(Figure data in JSON)
---+---

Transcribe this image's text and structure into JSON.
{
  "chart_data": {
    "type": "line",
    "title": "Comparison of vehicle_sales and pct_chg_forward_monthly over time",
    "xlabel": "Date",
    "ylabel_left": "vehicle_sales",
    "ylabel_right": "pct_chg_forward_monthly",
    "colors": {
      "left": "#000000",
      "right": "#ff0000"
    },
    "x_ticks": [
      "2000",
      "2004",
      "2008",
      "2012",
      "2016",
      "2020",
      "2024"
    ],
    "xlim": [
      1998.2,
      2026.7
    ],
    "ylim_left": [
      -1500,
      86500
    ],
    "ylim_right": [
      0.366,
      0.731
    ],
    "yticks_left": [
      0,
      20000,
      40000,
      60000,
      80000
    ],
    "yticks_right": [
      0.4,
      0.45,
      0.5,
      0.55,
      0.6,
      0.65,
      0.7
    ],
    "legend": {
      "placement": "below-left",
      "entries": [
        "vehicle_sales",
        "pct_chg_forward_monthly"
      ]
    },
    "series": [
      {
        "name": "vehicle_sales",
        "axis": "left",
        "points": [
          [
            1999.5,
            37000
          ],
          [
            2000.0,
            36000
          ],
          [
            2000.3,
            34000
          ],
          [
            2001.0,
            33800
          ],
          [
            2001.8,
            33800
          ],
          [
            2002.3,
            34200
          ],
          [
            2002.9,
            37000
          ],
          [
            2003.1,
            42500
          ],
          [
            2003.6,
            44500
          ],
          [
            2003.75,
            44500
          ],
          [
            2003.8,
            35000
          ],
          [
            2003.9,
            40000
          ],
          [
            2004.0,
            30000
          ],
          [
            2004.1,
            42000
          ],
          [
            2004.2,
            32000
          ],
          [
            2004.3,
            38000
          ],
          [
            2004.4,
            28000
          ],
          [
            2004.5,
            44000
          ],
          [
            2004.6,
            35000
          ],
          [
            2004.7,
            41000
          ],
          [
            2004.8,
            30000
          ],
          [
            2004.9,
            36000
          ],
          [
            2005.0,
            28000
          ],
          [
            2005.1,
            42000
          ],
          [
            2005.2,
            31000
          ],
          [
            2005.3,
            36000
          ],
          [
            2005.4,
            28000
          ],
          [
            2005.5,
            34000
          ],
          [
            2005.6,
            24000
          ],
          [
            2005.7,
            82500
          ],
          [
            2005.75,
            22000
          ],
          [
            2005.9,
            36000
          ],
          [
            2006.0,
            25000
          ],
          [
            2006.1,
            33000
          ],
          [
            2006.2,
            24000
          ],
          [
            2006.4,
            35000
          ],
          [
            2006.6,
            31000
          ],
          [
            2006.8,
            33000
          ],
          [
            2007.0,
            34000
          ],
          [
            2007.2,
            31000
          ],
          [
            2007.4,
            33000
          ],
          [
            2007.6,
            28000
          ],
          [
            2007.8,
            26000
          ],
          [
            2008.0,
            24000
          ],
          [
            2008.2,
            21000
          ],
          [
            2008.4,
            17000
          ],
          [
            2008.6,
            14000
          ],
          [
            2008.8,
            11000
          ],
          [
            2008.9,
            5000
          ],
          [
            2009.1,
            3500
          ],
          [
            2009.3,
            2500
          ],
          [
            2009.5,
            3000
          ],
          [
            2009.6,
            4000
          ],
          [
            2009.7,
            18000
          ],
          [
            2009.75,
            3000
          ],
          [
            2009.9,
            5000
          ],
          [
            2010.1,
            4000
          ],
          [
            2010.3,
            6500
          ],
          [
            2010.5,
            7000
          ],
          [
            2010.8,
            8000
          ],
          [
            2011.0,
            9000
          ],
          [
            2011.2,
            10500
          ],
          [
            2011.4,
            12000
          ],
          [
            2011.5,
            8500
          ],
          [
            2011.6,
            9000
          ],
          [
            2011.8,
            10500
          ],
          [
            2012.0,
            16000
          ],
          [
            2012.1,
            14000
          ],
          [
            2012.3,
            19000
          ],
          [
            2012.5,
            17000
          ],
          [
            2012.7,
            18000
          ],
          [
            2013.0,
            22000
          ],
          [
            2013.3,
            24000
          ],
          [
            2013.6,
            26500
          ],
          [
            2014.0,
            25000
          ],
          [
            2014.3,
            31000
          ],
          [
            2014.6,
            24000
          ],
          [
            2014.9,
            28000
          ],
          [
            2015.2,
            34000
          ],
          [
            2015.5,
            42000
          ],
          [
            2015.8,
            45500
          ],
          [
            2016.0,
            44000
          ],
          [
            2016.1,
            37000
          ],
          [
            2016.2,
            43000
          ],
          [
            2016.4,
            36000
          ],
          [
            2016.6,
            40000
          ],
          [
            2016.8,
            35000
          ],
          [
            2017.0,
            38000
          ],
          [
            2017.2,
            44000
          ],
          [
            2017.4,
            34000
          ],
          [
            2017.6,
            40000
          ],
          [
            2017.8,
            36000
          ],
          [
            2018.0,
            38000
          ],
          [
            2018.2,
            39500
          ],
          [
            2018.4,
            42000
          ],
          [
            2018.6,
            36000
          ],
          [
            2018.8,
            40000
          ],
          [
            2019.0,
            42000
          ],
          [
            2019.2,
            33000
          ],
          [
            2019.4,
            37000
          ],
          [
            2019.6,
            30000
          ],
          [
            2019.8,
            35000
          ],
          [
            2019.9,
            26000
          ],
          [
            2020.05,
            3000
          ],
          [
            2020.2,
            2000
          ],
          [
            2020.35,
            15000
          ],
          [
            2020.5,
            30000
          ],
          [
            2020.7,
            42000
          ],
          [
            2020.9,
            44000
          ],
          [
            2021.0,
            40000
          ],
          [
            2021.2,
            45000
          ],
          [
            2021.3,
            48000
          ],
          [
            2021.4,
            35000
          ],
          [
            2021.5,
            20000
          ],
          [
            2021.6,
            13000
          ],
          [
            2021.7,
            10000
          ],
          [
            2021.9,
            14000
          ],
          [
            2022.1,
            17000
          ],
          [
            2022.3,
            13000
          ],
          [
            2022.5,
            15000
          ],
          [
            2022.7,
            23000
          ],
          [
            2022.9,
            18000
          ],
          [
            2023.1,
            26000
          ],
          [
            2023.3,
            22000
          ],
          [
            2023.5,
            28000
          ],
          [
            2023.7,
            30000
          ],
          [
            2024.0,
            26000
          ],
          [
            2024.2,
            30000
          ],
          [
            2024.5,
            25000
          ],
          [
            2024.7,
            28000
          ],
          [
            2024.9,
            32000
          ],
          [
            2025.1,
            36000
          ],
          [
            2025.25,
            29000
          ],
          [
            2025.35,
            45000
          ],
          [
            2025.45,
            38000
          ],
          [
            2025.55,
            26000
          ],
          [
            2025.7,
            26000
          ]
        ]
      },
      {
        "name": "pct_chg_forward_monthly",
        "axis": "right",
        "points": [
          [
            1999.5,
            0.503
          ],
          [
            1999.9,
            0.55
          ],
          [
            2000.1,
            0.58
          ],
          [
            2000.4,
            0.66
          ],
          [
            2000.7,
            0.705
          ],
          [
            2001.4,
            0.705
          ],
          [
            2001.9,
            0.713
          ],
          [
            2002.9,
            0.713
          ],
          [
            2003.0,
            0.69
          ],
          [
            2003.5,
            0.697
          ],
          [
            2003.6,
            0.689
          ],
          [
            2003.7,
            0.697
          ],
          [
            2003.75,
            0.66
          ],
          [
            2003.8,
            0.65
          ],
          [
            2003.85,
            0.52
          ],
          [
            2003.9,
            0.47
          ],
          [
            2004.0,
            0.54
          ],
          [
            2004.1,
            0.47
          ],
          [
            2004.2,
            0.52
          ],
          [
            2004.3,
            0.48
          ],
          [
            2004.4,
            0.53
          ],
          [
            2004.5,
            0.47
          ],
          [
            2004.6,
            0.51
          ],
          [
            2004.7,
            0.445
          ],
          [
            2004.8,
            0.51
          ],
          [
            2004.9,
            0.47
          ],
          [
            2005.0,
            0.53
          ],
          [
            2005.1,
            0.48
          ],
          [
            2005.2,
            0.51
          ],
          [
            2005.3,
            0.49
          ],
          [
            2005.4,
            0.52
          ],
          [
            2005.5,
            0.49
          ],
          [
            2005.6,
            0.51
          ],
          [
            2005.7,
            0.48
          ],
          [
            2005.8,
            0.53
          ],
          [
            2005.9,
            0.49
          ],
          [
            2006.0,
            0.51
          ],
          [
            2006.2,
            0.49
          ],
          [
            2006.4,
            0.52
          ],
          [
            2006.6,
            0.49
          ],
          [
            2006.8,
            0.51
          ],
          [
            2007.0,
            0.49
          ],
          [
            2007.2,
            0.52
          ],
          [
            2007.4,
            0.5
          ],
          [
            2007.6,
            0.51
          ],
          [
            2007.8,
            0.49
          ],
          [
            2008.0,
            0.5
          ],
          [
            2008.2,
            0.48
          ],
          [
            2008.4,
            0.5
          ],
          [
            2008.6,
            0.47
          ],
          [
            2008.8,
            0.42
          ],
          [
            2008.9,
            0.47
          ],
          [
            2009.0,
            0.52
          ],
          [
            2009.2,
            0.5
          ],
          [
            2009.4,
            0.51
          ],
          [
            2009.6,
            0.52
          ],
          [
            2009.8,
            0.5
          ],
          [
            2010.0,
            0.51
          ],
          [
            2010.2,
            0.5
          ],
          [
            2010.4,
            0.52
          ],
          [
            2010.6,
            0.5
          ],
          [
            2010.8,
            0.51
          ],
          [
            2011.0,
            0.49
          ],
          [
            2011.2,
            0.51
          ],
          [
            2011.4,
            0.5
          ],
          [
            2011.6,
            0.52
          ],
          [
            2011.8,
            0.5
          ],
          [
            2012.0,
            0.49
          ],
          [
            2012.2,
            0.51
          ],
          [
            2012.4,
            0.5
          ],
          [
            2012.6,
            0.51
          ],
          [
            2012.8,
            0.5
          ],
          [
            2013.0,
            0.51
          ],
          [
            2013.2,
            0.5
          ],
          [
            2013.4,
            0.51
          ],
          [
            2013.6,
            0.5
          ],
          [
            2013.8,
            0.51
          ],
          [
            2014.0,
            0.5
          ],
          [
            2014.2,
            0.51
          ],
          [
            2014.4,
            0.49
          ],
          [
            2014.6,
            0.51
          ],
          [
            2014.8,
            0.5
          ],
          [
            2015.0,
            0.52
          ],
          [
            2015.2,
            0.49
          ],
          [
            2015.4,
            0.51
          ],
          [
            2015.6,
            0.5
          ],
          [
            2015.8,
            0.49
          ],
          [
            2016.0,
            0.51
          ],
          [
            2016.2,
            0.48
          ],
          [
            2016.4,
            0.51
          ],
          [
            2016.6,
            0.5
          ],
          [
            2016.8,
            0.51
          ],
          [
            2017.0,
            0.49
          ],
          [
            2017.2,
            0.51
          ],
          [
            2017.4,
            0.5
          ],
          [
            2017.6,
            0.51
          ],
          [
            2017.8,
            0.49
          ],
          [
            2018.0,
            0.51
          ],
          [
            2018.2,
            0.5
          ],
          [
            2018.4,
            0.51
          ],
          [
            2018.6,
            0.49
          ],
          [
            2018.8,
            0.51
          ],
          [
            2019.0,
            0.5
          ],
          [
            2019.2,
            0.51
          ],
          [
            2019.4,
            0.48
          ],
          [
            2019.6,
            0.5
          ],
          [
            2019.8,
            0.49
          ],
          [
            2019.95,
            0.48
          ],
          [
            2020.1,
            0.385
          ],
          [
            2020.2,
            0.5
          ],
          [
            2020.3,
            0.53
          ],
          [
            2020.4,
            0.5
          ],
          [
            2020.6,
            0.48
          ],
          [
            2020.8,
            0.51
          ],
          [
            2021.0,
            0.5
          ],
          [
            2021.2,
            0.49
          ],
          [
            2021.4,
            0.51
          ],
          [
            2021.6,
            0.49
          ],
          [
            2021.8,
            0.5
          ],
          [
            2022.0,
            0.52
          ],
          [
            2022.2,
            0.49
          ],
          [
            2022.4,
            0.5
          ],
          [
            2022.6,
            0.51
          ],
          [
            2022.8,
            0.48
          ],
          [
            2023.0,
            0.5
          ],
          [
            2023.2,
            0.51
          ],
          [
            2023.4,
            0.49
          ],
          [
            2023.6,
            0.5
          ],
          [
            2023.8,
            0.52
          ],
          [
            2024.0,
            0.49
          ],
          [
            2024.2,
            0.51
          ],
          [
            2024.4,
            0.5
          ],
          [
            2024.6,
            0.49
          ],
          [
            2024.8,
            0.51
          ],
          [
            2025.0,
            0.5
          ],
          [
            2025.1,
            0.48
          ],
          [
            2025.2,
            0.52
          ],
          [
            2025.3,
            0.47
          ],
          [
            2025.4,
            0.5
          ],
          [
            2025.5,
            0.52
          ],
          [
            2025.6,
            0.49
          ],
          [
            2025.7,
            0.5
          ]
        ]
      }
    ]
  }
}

---+---

=== Required work ===
Identify all lines in the records above with the word "name".

=== Full solution ===
        "name": "vehicle_sales",
        "name": "pct_chg_forward_monthly",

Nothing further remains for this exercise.